Supplied records |
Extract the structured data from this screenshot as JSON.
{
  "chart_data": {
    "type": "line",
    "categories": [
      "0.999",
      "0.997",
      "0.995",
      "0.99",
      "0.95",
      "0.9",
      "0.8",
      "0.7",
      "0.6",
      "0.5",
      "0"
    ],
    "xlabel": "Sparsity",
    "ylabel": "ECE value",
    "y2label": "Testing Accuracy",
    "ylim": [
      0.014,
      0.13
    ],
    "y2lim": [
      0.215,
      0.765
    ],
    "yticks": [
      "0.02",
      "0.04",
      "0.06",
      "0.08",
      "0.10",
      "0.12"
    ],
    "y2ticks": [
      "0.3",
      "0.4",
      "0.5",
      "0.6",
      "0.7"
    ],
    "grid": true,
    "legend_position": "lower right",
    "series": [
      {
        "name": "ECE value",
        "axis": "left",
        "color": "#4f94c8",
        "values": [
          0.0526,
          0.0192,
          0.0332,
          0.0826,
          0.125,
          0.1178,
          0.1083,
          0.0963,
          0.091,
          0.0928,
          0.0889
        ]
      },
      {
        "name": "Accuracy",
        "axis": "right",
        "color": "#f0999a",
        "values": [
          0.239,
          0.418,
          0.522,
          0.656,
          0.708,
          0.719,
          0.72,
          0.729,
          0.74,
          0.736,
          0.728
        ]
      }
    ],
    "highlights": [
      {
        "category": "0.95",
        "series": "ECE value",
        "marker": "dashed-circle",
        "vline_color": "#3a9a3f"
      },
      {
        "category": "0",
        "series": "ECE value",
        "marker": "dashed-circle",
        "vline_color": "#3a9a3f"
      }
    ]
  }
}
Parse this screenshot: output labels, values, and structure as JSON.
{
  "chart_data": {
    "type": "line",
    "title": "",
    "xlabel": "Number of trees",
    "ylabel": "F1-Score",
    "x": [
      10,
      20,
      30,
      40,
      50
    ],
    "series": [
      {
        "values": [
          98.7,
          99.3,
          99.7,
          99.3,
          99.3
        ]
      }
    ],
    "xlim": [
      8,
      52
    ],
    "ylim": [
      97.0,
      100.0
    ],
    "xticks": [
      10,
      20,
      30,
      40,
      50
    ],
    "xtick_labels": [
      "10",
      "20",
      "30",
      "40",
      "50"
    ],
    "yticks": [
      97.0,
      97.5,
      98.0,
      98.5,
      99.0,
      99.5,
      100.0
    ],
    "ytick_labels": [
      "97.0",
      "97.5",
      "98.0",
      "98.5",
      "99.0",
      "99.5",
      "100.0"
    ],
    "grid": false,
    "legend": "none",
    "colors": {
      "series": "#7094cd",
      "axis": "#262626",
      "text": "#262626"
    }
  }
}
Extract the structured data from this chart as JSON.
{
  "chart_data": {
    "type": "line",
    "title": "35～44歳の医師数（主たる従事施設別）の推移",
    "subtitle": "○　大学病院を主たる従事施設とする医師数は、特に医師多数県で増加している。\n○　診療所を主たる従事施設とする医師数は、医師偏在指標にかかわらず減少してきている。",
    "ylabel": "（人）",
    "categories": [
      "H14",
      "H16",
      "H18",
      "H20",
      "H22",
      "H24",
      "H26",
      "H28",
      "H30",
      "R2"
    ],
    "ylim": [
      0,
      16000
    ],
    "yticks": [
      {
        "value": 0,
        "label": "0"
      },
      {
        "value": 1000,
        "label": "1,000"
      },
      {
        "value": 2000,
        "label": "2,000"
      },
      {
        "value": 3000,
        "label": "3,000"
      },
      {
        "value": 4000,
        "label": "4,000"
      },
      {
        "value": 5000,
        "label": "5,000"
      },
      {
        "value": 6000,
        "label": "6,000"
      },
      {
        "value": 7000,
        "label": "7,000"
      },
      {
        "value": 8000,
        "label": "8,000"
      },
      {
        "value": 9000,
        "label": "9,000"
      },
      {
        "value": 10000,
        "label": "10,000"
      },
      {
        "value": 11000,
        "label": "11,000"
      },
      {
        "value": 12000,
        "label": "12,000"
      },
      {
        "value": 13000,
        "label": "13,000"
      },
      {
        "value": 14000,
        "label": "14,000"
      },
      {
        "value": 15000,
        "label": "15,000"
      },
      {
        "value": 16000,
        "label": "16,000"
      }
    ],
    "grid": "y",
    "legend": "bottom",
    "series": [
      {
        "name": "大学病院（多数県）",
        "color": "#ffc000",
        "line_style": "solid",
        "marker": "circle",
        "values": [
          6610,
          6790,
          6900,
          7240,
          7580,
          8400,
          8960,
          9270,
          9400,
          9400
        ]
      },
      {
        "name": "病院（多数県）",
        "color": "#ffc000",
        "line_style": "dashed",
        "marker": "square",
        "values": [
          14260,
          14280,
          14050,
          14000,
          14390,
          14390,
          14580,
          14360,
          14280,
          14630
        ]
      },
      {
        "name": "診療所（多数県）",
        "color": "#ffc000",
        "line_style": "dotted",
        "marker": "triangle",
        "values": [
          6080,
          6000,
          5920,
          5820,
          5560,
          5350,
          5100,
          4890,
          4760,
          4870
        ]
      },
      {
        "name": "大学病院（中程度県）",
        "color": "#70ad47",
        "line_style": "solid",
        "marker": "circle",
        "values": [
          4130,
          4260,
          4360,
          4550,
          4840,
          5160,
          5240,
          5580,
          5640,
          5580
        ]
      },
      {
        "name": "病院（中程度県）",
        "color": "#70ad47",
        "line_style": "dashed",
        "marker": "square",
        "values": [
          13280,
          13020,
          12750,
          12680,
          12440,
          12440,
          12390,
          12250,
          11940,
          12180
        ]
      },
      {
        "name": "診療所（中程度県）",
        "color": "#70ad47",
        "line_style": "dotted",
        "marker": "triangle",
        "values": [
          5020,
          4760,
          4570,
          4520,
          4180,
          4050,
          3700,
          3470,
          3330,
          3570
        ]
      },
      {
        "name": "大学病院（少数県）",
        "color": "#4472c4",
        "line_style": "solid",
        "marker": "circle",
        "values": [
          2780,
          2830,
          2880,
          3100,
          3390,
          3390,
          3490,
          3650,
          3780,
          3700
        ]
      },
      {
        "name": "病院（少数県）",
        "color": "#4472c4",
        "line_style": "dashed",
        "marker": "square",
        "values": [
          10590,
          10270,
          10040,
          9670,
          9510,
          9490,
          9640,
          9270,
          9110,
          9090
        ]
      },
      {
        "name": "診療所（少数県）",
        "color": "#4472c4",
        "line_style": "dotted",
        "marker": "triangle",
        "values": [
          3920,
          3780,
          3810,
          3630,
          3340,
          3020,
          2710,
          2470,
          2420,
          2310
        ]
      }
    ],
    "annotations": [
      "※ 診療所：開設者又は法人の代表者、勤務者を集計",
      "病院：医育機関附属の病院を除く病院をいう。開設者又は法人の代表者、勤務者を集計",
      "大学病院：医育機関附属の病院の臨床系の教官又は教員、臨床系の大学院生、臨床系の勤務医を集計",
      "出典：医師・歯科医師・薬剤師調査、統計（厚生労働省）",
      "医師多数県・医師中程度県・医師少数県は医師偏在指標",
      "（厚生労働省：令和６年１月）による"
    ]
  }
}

Problem description | Restate all of the entries exactly, please.

Problem solution |
Extract the structured data from this screenshot as JSON.
{
  "chart_data": {
    "type": "line",
    "categories": [
      "0.999",
      "0.997",
      "0.995",
      "0.99",
      "0.95",
      "0.9",
      "0.8",
      "0.7",
      "0.6",
      "0.5",
      "0"
    ],
    "xlabel": "Sparsity",
    "ylabel": "ECE value",
    "y2label": "Testing Accuracy",
    "ylim": [
      0.014,
      0.13
    ],
    "y2lim": [
      0.215,
      0.765
    ],
    "yticks": [
      "0.02",
      "0.04",
      "0.06",
      "0.08",
      "0.10",
      "0.12"
    ],
    "y2ticks": [
      "0.3",
      "0.4",
      "0.5",
      "0.6",
      "0.7"
    ],
    "grid": true,
    "legend_position": "lower right",
    "series": [
      {
        "name": "ECE value",
        "axis": "left",
        "color": "#4f94c8",
        "values": [
          0.0526,
          0.0192,
          0.0332,
          0.0826,
          0.125,
          0.1178,
          0.1083,
          0.0963,
          0.091,
          0.0928,
          0.0889
        ]
      },
      {
        "name": "Accuracy",
        "axis": "right",
        "color": "#f0999a",
        "values": [
          0.239,
          0.418,
          0.522,
          0.656,
          0.708,
          0.719,
          0.72,
          0.729,
          0.74,
          0.736,
          0.728
        ]
      }
    ],
    "highlights": [
      {
        "category": "0.95",
        "series": "ECE value",
        "marker": "dashed-circle",
        "vline_color": "#3a9a3f"
      },
      {
        "category": "0",
        "series": "ECE value",
        "marker": "dashed-circle",
        "vline_color": "#3a9a3f"
      }
    ]
  }
}
Parse this screenshot: output labels, values, and structure as JSON.
{
  "chart_data": {
    "type": "line",
    "title": "",
    "xlabel": "Number of trees",
    "ylabel": "F1-Score",
    "x": [
      10,
      20,
      30,
      40,
      50
    ],
    "series": [
      {
        "values": [
          98.7,
          99.3,
          99.7,
          99.3,
          99.3
        ]
      }
    ],
    "xlim": [
      8,
      52
    ],
    "ylim": [
      97.0,
      100.0
    ],
    "xticks": [
      10,
      20,
      30,
      40,
      50
    ],
    "xtick_labels": [
      "10",
      "20",
      "30",
      "40",
      "50"
    ],
    "yticks": [
      97.0,
      97.5,
      98.0,
      98.5,
      99.0,
      99.5,
      100.0
    ],
    "ytick_labels": [
      "97.0",
      "97.5",
      "98.0",
      "98.5",
      "99.0",
      "99.5",
      "100.0"
    ],
    "grid": false,
    "legend": "none",
    "colors": {
      "series": "#7094cd",
      "axis": "#262626",
      "text": "#262626"
    }
  }
}
Extract the structured data from this chart as JSON.
{
  "chart_data": {
    "type": "line",
    "title": "35～44歳の医師数（主たる従事施設別）の推移",
    "subtitle": "○　大学病院を主たる従事施設とする医師数は、特に医師多数県で増加している。\n○　診療所を主たる従事施設とする医師数は、医師偏在指標にかかわらず減少してきている。",
    "ylabel": "（人）",
    "categories": [
      "H14",
      "H16",
      "H18",
      "H20",
      "H22",
      "H24",
      "H26",
      "H28",
      "H30",
      "R2"
    ],
    "ylim": [
      0,
      16000
    ],
    "yticks": [
      {
        "value": 0,
        "label": "0"
      },
      {
        "value": 1000,
        "label": "1,000"
      },
      {
        "value": 2000,
        "label": "2,000"
      },
      {
        "value": 3000,
        "label": "3,000"
      },
      {
        "value": 4000,
        "label": "4,000"
      },
      {
        "value": 5000,
        "label": "5,000"
      },
      {
        "value": 6000,
        "label": "6,000"
      },
      {
        "value": 7000,
        "label": "7,000"
      },
      {
        "value": 8000,
        "label": "8,000"
      },
      {
        "value": 9000,
        "label": "9,000"
      },
      {
        "value": 10000,
        "label": "10,000"
      },
      {
        "value": 11000,
        "label": "11,000"
      },
      {
        "value": 12000,
        "label": "12,000"
      },
      {
        "value": 13000,
        "label": "13,000"
      },
      {
        "value": 14000,
        "label": "14,000"
      },
      {
        "value": 15000,
        "label": "15,000"
      },
      {
        "value": 16000,
        "label": "16,000"
      }
    ],
    "grid": "y",
    "legend": "bottom",
    "series": [
      {
        "name": "大学病院（多数県）",
        "color": "#ffc000",
        "line_style": "solid",
        "marker": "circle",
        "values": [
          6610,
          6790,
          6900,
          7240,
          7580,
          8400,
          8960,
          9270,
          9400,
          9400
        ]
      },
      {
        "name": "病院（多数県）",
        "color": "#ffc000",
        "line_style": "dashed",
        "marker": "square",
        "values": [
          14260,
          14280,
          14050,
          14000,
          14390,
          14390,
          14580,
          14360,
          14280,
          14630
        ]
      },
      {
        "name": "診療所（多数県）",
        "color": "#ffc000",
        "line_style": "dotted",
        "marker": "triangle",
        "values": [
          6080,
          6000,
          5920,
          5820,
          5560,
          5350,
          5100,
          4890,
          4760,
          4870
        ]
      },
      {
        "name": "大学病院（中程度県）",
        "color": "#70ad47",
        "line_style": "solid",
        "marker": "circle",
        "values": [
          4130,
          4260,
          4360,
          4550,
          4840,
          5160,
          5240,
          5580,
          5640,
          5580
        ]
      },
      {
        "name": "病院（中程度県）",
        "color": "#70ad47",
        "line_style": "dashed",
        "marker": "square",
        "values": [
          13280,
          13020,
          12750,
          12680,
          12440,
          12440,
          12390,
          12250,
          11940,
          12180
        ]
      },
      {
        "name": "診療所（中程度県）",
        "color": "#70ad47",
        "line_style": "dotted",
        "marker": "triangle",
        "values": [
          5020,
          4760,
          4570,
          4520,
          4180,
          4050,
          3700,
          3470,
          3330,
          3570
        ]
      },
      {
        "name": "大学病院（少数県）",
        "color": "#4472c4",
        "line_style": "solid",
        "marker": "circle",
        "values": [
          2780,
          2830,
          2880,
          3100,
          3390,
          3390,
          3490,
          3650,
          3780,
          3700
        ]
      },
      {
        "name": "病院（少数県）",
        "color": "#4472c4",
        "line_style": "dashed",
        "marker": "square",
        "values": [
          10590,
          10270,
          10040,
          9670,
          9510,
          9490,
          9640,
          9270,
          9110,
          9090
        ]
      },
      {
        "name": "診療所（少数県）",
        "color": "#4472c4",
        "line_style": "dotted",
        "marker": "triangle",
        "values": [
          3920,
          3780,
          3810,
          3630,
          3340,
          3020,
          2710,
          2470,
          2420,
          2310
        ]
      }
    ],
    "annotations": [
      "※ 診療所：開設者又は法人の代表者、勤務者を集計",
      "病院：医育機関附属の病院を除く病院をいう。開設者又は法人の代表者、勤務者を集計",
      "大学病院：医育機関附属の病院の臨床系の教官又は教員、臨床系の大学院生、臨床系の勤務医を集計",
      "出典：医師・歯科医師・薬剤師調査、統計（厚生労働省）",
      "医師多数県・医師中程度県・医師少数県は医師偏在指標",
      "（厚生労働省：令和６年１月）による"
    ]
  }
}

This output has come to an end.